• **What you need to do**
a: Check the following statements against the blog post about Max Fuchs. For each, answer yes or no and quote the deciding words of the post. (i) Max Fuchs was 22 years old on the day of the service at Aachen. (ii) The 1944 service was broadcast by a correspondent for CBS radio. (iii) Mr. Fuchs says his voice is not what it used to be.
b: In one to three sentences, explain why Max Fuchs sang as cantor at the Aachen service, according to the blog post about him.
c: Carry the blog post about Max Fuchs forward from its last sentence.
+++ Selected passage
Well kids it's that time of the year again, when God opens up that big book of names, and he's making a list, and he's checking it twice, and he's gonna find out who's naughty or nice...
Oops, wrong holiday.
I'm in the middle of David Cross' hilarious new book, I Drink For A Reason, so believe me I understand the problems rational folks have with religion. Whether it's Cross, Kinison, Carlin, Hicks, Maher, or even that besotted comic Chris Hitchens, there is much hay to made here, and with good reason.
Still, you see a story like this, and you begin to reconsider the role of religion as an organizing force for a community to come together and find a shared meaning to the purpose of life:
Anyways, for those who believe that God does have a list, you basically have 10 days to say you're sorry to all the people you screwed over and pray that you get it right next time.Like many veterans, Max Fuchs did not talk much about what he did in the war. His children knew he landed at Omaha Beach. Sometimes, they were allowed to feel the shrapnel still lodged in his chest.
And once, he had told them, he sang as the cantor in a Jewish prayer service on the battlefield.
On Oct. 29, 1944, at the edge of a fierce fight for control of the city of Aachen, Germany, a correspondent for NBC radio introduced the modest Sabbath service like this:
“We bring you now a special broadcast of historic significance: The first Jewish religious service broadcast from Germany since the advent of Hitler.”
Mr. Fuchs, now 87 and living on the Upper West Side, was 22 that day at Aachen.
“I was just as much scared as anyone else,” he said in an interview in his Manhattan apartment. “But since I was the only one who could do it, I tried my best.”
Well-known in its time, the battlefield service became lost in obscurity, where it might have remained except for an archivist’s chance find and then, fast forward, unlikely fame on YouTube — where the 1944 service has drawn 310,000 hits — for Mr. Fuchs.
His grandchildren have been beside themselves with pride, relatives say, and the rabbi at Congregation Ramath Orah on West 110th Street, where Mr. Fuchs and his wife worship, is insisting that he sing at services on Saturday, which is Rosh Hashana, the Jewish New Year — though Mr. Fuchs says his voice is not what it used to be.
++++++
+++ Extracted information
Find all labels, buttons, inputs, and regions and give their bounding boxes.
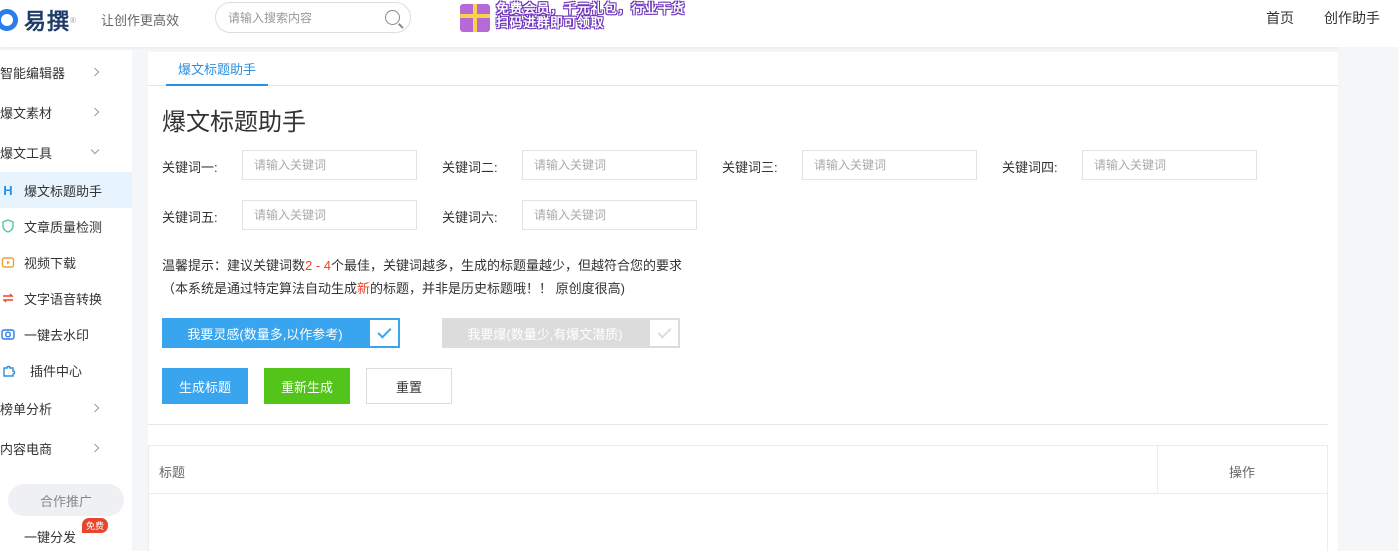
logo[interactable]: 易撰 ® [0, 4, 76, 36]
sidebar-item-remove-watermark[interactable]: 一键去水印 [0, 316, 132, 352]
search-box[interactable] [215, 2, 411, 33]
sidebar-item-label: 视频下载 [24, 255, 77, 271]
logo-icon [0, 7, 22, 33]
chevron-down-icon [90, 145, 100, 155]
top-nav: 首页 创作助手 [1266, 8, 1380, 28]
sidebar-item-content-ecommerce[interactable]: 内容电商 [0, 430, 132, 466]
tip-range: 2 - 4 [305, 258, 332, 273]
keyword-2-label: 关键词二: [442, 160, 498, 175]
divider [148, 424, 1328, 425]
regenerate-button[interactable]: 重新生成 [264, 368, 350, 404]
sidebar-item-smart-editor[interactable]: 智能编辑器 [0, 54, 132, 90]
results-table: 标题 操作 [148, 445, 1328, 551]
keyword-3-input[interactable] [802, 150, 977, 180]
tip-note-prefix: （本系统是通过特定算法自动生成 [162, 281, 358, 296]
tip-note-suffix: 的标题，并非是历史标题哦！！ 原创度很高) [370, 281, 625, 296]
sidebar-item-label: 爆文标题助手 [24, 183, 103, 199]
promo-banner[interactable]: 免费会员，千元礼包，行业干货 扫码进群即可领取 [460, 2, 685, 32]
tip-prefix: 温馨提示：建议关键词数 [162, 258, 306, 273]
shield-icon [1, 219, 15, 233]
sidebar-item-label: 一键分发 [24, 529, 77, 545]
main-panel: 爆文标题助手 爆文标题助手 关键词一: 关键词二: 关键词三: 关键词四: 关键… [148, 52, 1338, 551]
keyword-4-input[interactable] [1082, 150, 1257, 180]
checkmark-icon [368, 318, 400, 348]
top-header: 易撰 ® 让创作更高效 免费会员，千元礼包，行业干货 扫码进群即可领取 首页 创… [0, 0, 1398, 47]
camera-icon [1, 327, 15, 341]
free-badge: 免费 [82, 518, 109, 533]
keyword-2-input[interactable] [522, 150, 697, 180]
chevron-right-icon [90, 443, 100, 453]
sidebar-item-label: 爆文工具 [0, 145, 53, 161]
keyword-6-label: 关键词六: [442, 210, 498, 225]
tab-title-assistant[interactable]: 爆文标题助手 [166, 52, 269, 86]
table-header: 标题 操作 [149, 446, 1327, 494]
tip-text: 温馨提示：建议关键词数2 - 4个最佳，关键词越多，生成的标题量越少，但越符合您… [162, 255, 682, 274]
mode-inspiration-toggle[interactable]: 我要灵感(数量多,以作参考) [162, 318, 400, 348]
right-gutter [1338, 47, 1398, 551]
video-icon [1, 255, 15, 269]
nav-home[interactable]: 首页 [1266, 8, 1294, 28]
slogan: 让创作更高效 [101, 13, 180, 28]
mode-hot-label: 我要爆(数量少,有爆文潜质) [442, 318, 648, 348]
keyword-1-label: 关键词一: [162, 160, 218, 175]
sidebar: 智能编辑器 爆文素材 爆文工具 H 爆文标题助手 文章质量检测 视频下载 文字语… [0, 50, 132, 551]
logo-text: 易撰 [24, 9, 71, 34]
sidebar-item-title-assistant[interactable]: H 爆文标题助手 [0, 172, 132, 208]
sidebar-item-text-speech[interactable]: 文字语音转换 [0, 280, 132, 316]
chevron-right-icon [90, 107, 100, 117]
keyword-6-input[interactable] [522, 200, 697, 230]
checkmark-icon [648, 318, 680, 348]
tab-bar: 爆文标题助手 [148, 52, 1338, 86]
tip-suffix: 个最佳，关键词越多，生成的标题量越少，但越符合您的要求 [331, 258, 683, 273]
keyword-4-label: 关键词四: [1002, 160, 1058, 175]
chevron-right-icon [90, 67, 100, 77]
generate-title-button[interactable]: 生成标题 [162, 368, 248, 404]
nav-creation-assistant[interactable]: 创作助手 [1324, 8, 1380, 28]
tip-note-highlight: 新 [357, 281, 371, 296]
convert-icon [1, 291, 15, 305]
title-h-icon: H [3, 182, 13, 198]
cooperation-promo-button[interactable]: 合作推广 [8, 484, 124, 516]
logo-registered-mark: ® [70, 15, 76, 25]
puzzle-icon [2, 363, 16, 377]
tip-note: （本系统是通过特定算法自动生成新的标题，并非是历史标题哦！！ 原创度很高) [162, 278, 625, 297]
sidebar-item-hot-material[interactable]: 爆文素材 [0, 94, 132, 130]
keyword-5-label: 关键词五: [162, 210, 218, 225]
keyword-5-input[interactable] [242, 200, 417, 230]
sidebar-item-label: 爆文素材 [0, 105, 53, 121]
reset-button[interactable]: 重置 [366, 368, 452, 404]
sidebar-item-label: 智能编辑器 [0, 65, 66, 81]
gift-icon [460, 4, 490, 32]
sidebar-item-quality-check[interactable]: 文章质量检测 [0, 208, 132, 244]
sidebar-item-label: 内容电商 [0, 441, 53, 457]
sidebar-item-plugin-center[interactable]: 插件中心 [0, 352, 132, 388]
sidebar-item-label: 文章质量检测 [24, 219, 103, 235]
mode-hot-toggle[interactable]: 我要爆(数量少,有爆文潜质) [442, 318, 680, 348]
search-input[interactable] [228, 9, 378, 27]
sidebar-item-label: 榜单分析 [0, 401, 53, 417]
chevron-right-icon [90, 403, 100, 413]
sidebar-item-label: 插件中心 [30, 363, 83, 379]
sidebar-item-rank-analysis[interactable]: 榜单分析 [0, 390, 132, 426]
promo-line-1: 免费会员，千元礼包，行业干货 [496, 1, 686, 16]
keyword-3-label: 关键词三: [722, 160, 778, 175]
sidebar-item-one-click-distribute[interactable]: 一键分发 [0, 518, 132, 551]
sidebar-item-label: 一键去水印 [24, 327, 90, 343]
promo-text: 免费会员，千元礼包，行业干货 扫码进群即可领取 [496, 2, 685, 30]
keyword-1-input[interactable] [242, 150, 417, 180]
page-title: 爆文标题助手 [162, 109, 306, 136]
column-header-operation: 操作 [1229, 465, 1256, 480]
search-icon[interactable] [385, 10, 400, 25]
column-header-title: 标题 [159, 465, 186, 480]
mode-inspiration-label: 我要灵感(数量多,以作参考) [162, 318, 368, 348]
sidebar-item-hot-tools[interactable]: 爆文工具 [0, 134, 132, 170]
sidebar-item-label: 文字语音转换 [24, 291, 103, 307]
promo-line-2: 扫码进群即可领取 [496, 15, 605, 30]
sidebar-item-video-download[interactable]: 视频下载 [0, 244, 132, 280]
column-separator [1157, 446, 1158, 494]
++++++
• **Set of answers**
a:
(i) Yes: "was 22 that day at Aachen."
(ii) No: "a correspondent for NBC radio introduced the modest Sabbath service like this"
(iii) Yes: "though Mr. Fuchs says his voice is not what it used to be."

b: Mr. Fuchs says he was as scared as anyone else. He sang because he was the only one who could do it, so he tried his best.

c:
His performance on that 1944 broadcast, heard throughout the United States and later in Germany, however, brought a special poignancy to the 10-minute open-air service — partly because of his well-trained, stately voice, partly because a few seconds before he began the traditional “Yigdal” hymn, and for the three minutes it took to finish it, the crack of artillery shells exploding nearby could be heard clearly in the background.
A private first class in the First Infantry Division, Mr. Fuchs volunteered to sing that day because there was no cantor available. In fact, Mr. Fuchs had been studying to become a cantor, when the war broke out. But he had left his studies and was drafted, and never considered the chaplaincy.
His parents emigrated from Poland in 1934, when he was 12. Some of his aunts, uncles and cousins who remained were killed after the German invasion in 1939, he said in the interview. He wanted to fight the Nazis.
So, on behalf of those South Florida litigators who may have done any of the following, let me offer an apology:
** Sorry for using ellipses and selective quotation to truncate and completely distort what you've written.
** Sorry for "forgetting" to cite contrary authority.
** Sorry for withholding damaging documents and playing hide-and-seek in responding to discovery requests because producing those documents would be very bad for my case.
** Sorry to have canceled and rescheduled hearings and depositions on bogus grounds so I can jockey to have my matter heard or obtain my discovery before you do.
** Sorry that in state court I keep rearguing motions I have lost, when we are there for another issue, in an effort to get the court to reconsider.
** Sorry to file boilerplate motions that require a lot of time and effort to resolve just because I can.
** Sorry to have to send out nasty letters or briefs on Friday afternoon just so I can have you work on responding over the weekend.
** Sorry I could not agree to your request for enlargement of time by claiming that "it's what the client wants."
** Sorry about my interruptions, speaking objections and coaching the witness -- boy was I out of control.
** Sorry about that bill (ok, not really).
** Sorry about that time I was a total d*&k.
Have a great weekend everybody!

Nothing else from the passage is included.